— Start —
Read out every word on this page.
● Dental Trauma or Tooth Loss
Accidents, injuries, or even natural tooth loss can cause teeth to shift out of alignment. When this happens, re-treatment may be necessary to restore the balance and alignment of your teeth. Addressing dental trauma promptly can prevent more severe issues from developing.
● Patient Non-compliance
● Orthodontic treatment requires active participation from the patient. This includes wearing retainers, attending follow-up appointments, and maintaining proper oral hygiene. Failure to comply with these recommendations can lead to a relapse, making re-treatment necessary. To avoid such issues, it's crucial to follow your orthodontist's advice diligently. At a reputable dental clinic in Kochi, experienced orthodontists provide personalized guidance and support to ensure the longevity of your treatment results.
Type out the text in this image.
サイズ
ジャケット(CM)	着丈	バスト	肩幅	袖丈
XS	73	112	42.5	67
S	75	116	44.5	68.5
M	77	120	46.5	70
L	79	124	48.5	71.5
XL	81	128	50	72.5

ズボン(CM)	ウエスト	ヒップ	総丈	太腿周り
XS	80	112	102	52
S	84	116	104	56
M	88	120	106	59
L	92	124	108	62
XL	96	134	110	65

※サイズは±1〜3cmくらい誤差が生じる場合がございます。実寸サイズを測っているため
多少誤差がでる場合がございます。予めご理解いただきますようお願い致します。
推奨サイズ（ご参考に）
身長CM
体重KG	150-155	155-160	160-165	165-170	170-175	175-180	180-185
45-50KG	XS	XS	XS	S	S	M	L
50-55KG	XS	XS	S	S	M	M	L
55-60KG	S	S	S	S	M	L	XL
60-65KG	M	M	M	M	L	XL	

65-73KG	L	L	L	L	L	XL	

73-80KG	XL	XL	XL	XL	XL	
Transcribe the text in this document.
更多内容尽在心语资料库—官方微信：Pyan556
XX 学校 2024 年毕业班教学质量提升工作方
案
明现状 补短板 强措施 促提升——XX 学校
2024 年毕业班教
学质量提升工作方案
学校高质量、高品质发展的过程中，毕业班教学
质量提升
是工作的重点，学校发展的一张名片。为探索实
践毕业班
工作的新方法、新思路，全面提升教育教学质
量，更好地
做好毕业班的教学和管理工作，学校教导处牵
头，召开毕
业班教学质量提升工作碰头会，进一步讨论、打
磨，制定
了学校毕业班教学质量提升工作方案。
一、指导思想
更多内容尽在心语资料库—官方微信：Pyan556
— End —
Repeat all the entries word for word.

Read out every word on this page.
● Dental Trauma or Tooth Loss
Accidents, injuries, or even natural tooth loss can cause teeth to shift out of alignment. When this happens, re-treatment may be necessary to restore the balance and alignment of your teeth. Addressing dental trauma promptly can prevent more severe issues from developing.
● Patient Non-compliance
● Orthodontic treatment requires active participation from the patient. This includes wearing retainers, attending follow-up appointments, and maintaining proper oral hygiene. Failure to comply with these recommendations can lead to a relapse, making re-treatment necessary. To avoid such issues, it's crucial to follow your orthodontist's advice diligently. At a reputable dental clinic in Kochi, experienced orthodontists provide personalized guidance and support to ensure the longevity of your treatment results.
Type out the text in this image.
サイズ
ジャケット(CM)	着丈	バスト	肩幅	袖丈
XS	73	112	42.5	67
S	75	116	44.5	68.5
M	77	120	46.5	70
L	79	124	48.5	71.5
XL	81	128	50	72.5

ズボン(CM)	ウエスト	ヒップ	総丈	太腿周り
XS	80	112	102	52
S	84	116	104	56
M	88	120	106	59
L	92	124	108	62
XL	96	134	110	65

※サイズは±1〜3cmくらい誤差が生じる場合がございます。実寸サイズを測っているため
多少誤差がでる場合がございます。予めご理解いただきますようお願い致します。
推奨サイズ（ご参考に）
身長CM
体重KG	150-155	155-160	160-165	165-170	170-175	175-180	180-185
45-50KG	XS	XS	XS	S	S	M	L
50-55KG	XS	XS	S	S	M	M	L
55-60KG	S	S	S	S	M	L	XL
60-65KG	M	M	M	M	L	XL	

65-73KG	L	L	L	L	L	XL	

73-80KG	XL	XL	XL	XL	XL	
Transcribe the text in this document.
更多内容尽在心语资料库—官方微信：Pyan556
XX 学校 2024 年毕业班教学质量提升工作方
案
明现状 补短板 强措施 促提升——XX 学校
2024 年毕业班教
学质量提升工作方案
学校高质量、高品质发展的过程中，毕业班教学
质量提升
是工作的重点，学校发展的一张名片。为探索实
践毕业班
工作的新方法、新思路，全面提升教育教学质
量，更好地
做好毕业班的教学和管理工作，学校教导处牵
头，召开毕
业班教学质量提升工作碰头会，进一步讨论、打
磨，制定
了学校毕业班教学质量提升工作方案。
一、指导思想
更多内容尽在心语资料库—官方微信：Pyan556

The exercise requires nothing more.